◆ **AIM OF THE TASK**
Search the entries below. Return every line that has "Bolivia" in it.

Records:
━━━━
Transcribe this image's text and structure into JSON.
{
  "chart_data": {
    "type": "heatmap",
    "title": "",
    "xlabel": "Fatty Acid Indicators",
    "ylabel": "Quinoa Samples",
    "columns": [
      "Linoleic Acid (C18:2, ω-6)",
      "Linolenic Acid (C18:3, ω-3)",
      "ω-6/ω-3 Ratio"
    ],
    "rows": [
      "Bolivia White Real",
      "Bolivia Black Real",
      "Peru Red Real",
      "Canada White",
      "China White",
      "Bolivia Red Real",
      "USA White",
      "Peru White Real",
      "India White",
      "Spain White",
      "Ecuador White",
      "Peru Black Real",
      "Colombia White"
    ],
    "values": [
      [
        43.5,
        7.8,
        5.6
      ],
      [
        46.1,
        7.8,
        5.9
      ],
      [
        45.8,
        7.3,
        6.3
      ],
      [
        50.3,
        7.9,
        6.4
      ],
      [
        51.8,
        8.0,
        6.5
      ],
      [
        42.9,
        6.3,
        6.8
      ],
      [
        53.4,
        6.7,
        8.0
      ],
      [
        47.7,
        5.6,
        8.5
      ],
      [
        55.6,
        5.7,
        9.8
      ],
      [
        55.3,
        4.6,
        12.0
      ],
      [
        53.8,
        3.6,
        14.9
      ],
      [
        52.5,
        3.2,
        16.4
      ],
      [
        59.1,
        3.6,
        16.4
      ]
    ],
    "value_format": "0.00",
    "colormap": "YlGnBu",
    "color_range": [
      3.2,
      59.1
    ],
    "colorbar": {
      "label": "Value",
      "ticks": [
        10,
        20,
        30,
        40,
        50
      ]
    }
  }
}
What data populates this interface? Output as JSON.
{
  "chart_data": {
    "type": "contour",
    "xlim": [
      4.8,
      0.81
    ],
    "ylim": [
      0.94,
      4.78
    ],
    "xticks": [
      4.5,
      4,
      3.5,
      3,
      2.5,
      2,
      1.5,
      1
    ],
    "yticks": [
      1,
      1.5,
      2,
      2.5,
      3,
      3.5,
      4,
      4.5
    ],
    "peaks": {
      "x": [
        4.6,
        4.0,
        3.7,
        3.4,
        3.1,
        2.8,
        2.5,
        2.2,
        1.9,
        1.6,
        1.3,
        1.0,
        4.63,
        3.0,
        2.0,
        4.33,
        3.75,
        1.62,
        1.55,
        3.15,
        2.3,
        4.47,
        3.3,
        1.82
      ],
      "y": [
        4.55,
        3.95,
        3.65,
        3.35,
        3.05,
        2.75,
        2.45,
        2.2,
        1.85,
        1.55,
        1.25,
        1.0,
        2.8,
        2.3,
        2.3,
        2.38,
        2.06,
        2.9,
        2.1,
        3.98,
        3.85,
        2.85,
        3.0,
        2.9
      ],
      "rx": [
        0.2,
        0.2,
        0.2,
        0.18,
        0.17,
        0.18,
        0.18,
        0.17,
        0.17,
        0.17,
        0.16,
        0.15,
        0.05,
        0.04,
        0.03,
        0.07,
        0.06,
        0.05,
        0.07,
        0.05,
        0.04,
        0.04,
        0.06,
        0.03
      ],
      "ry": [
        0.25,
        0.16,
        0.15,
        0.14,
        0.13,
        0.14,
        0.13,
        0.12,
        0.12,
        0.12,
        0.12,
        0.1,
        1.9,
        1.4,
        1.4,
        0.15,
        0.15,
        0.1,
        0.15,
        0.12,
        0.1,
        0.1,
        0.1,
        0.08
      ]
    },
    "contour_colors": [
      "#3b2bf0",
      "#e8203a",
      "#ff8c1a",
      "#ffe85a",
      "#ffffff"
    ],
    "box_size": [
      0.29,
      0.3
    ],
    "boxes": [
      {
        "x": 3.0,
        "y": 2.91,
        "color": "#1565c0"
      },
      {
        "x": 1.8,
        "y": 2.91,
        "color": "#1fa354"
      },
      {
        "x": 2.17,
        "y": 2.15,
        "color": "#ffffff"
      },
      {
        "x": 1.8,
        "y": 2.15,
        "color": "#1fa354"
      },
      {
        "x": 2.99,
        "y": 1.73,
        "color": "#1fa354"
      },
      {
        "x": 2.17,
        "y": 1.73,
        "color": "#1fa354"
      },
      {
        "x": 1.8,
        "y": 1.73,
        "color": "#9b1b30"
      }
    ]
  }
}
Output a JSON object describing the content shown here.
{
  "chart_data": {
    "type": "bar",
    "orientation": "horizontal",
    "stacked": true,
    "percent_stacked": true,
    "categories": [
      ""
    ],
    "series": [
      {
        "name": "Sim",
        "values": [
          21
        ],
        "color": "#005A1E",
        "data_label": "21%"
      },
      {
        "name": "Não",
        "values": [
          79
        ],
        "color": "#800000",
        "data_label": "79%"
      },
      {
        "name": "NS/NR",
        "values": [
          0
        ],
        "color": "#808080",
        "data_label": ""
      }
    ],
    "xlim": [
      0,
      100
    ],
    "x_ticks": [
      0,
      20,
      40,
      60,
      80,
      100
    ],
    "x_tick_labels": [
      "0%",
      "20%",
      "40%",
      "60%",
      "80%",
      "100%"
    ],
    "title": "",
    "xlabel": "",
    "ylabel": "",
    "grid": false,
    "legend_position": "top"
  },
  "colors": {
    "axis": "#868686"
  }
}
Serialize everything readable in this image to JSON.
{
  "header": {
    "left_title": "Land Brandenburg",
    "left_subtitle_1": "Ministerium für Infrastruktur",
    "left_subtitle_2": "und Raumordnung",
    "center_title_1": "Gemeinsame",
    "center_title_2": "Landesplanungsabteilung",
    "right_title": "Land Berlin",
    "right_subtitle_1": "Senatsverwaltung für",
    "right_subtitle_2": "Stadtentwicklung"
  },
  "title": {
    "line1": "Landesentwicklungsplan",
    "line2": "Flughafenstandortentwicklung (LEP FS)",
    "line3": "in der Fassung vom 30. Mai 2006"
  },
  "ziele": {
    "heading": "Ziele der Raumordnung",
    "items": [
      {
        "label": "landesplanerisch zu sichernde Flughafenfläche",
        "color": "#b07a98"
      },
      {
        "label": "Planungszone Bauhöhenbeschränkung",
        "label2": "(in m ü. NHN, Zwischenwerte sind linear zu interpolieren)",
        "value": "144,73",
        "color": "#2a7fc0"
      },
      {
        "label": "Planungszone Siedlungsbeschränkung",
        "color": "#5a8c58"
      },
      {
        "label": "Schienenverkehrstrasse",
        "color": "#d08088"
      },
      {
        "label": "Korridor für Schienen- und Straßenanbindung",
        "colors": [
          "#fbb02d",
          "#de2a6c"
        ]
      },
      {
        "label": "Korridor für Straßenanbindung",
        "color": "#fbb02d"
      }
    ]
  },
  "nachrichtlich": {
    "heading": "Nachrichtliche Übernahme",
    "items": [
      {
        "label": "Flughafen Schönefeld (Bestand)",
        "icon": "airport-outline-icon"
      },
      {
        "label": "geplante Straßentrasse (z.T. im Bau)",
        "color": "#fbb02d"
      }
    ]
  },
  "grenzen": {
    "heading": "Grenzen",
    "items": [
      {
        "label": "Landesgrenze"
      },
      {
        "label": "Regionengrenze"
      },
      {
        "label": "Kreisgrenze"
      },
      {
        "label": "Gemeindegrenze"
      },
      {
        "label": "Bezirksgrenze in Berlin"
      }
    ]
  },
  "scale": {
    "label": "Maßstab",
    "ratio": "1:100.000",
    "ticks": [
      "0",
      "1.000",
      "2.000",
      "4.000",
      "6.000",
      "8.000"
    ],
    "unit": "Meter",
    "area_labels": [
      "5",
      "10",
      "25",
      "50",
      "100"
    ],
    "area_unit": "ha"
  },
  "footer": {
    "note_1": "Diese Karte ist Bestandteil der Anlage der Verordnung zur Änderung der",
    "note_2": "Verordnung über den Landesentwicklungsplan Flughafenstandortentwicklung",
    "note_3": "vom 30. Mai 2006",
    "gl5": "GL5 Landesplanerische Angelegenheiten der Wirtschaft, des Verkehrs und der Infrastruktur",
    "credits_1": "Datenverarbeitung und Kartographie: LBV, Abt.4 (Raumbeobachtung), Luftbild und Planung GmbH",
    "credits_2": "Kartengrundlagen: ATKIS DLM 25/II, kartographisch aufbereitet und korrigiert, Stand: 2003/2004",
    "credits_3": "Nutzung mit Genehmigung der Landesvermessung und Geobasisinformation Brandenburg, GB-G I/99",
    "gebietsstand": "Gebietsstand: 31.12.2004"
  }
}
━━━━
◆ **CORRECT RESULT**
      "Bolivia White Real",
      "Bolivia Black Real",
      "Bolivia Red Real",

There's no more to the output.